TASK TO CARRY OUT: In your copy, repeat the records exactly and leave out the pictures.

------ RECORDS ------

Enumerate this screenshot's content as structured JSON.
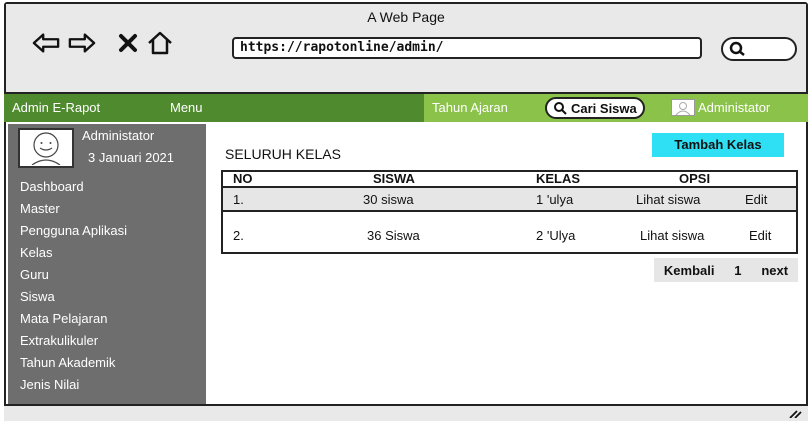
{
  "browser": {
    "page_title": "A Web Page",
    "url": "https://rapotonline/admin/"
  },
  "header": {
    "brand": "Admin E-Rapot",
    "menu": "Menu",
    "tahun_ajaran": "Tahun Ajaran",
    "search_button": "Cari Siswa",
    "user": "Administator"
  },
  "sidebar": {
    "profile_name": "Administator",
    "profile_date": "3 Januari 2021",
    "items": [
      {
        "label": "Dashboard"
      },
      {
        "label": "Master"
      },
      {
        "label": "Pengguna Aplikasi"
      },
      {
        "label": "Kelas"
      },
      {
        "label": "Guru"
      },
      {
        "label": "Siswa"
      },
      {
        "label": "Mata Pelajaran"
      },
      {
        "label": "Extrakulikuler"
      },
      {
        "label": "Tahun Akademik"
      },
      {
        "label": "Jenis Nilai"
      }
    ]
  },
  "main": {
    "title": "SELURUH KELAS",
    "add_button": "Tambah Kelas",
    "table": {
      "headers": {
        "no": "NO",
        "siswa": "SISWA",
        "kelas": "KELAS",
        "opsi": "OPSI"
      },
      "rows": [
        {
          "no": "1.",
          "siswa": "30 siswa",
          "kelas": "1 'ulya",
          "view": "Lihat siswa",
          "edit": "Edit"
        },
        {
          "no": "2.",
          "siswa": "36 Siswa",
          "kelas": "2 'Ulya",
          "view": "Lihat siswa",
          "edit": "Edit"
        }
      ]
    },
    "pager": {
      "back": "Kembali",
      "page": "1",
      "next": "next"
    }
  },
  "colors": {
    "header_dark_green": "#4f8b2e",
    "header_light_green": "#8bc34a",
    "sidebar": "#6e6e6e",
    "add_button": "#2fe0f5"
  }
}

------

RESULT OF THIS TASK:
Enumerate this screenshot's content as structured JSON.
{
  "browser": {
    "page_title": "A Web Page",
    "url": "https://rapotonline/admin/"
  },
  "header": {
    "brand": "Admin E-Rapot",
    "menu": "Menu",
    "tahun_ajaran": "Tahun Ajaran",
    "search_button": "Cari Siswa",
    "user": "Administator"
  },
  "sidebar": {
    "profile_name": "Administator",
    "profile_date": "3 Januari 2021",
    "items": [
      {
        "label": "Dashboard"
      },
      {
        "label": "Master"
      },
      {
        "label": "Pengguna Aplikasi"
      },
      {
        "label": "Kelas"
      },
      {
        "label": "Guru"
      },
      {
        "label": "Siswa"
      },
      {
        "label": "Mata Pelajaran"
      },
      {
        "label": "Extrakulikuler"
      },
      {
        "label": "Tahun Akademik"
      },
      {
        "label": "Jenis Nilai"
      }
    ]
  },
  "main": {
    "title": "SELURUH KELAS",
    "add_button": "Tambah Kelas",
    "table": {
      "headers": {
        "no": "NO",
        "siswa": "SISWA",
        "kelas": "KELAS",
        "opsi": "OPSI"
      },
      "rows": [
        {
          "no": "1.",
          "siswa": "30 siswa",
          "kelas": "1 'ulya",
          "view": "Lihat siswa",
          "edit": "Edit"
        },
        {
          "no": "2.",
          "siswa": "36 Siswa",
          "kelas": "2 'Ulya",
          "view": "Lihat siswa",
          "edit": "Edit"
        }
      ]
    },
    "pager": {
      "back": "Kembali",
      "page": "1",
      "next": "next"
    }
  },
  "colors": {
    "header_dark_green": "#4f8b2e",
    "header_light_green": "#8bc34a",
    "sidebar": "#6e6e6e",
    "add_button": "#2fe0f5"
  }
}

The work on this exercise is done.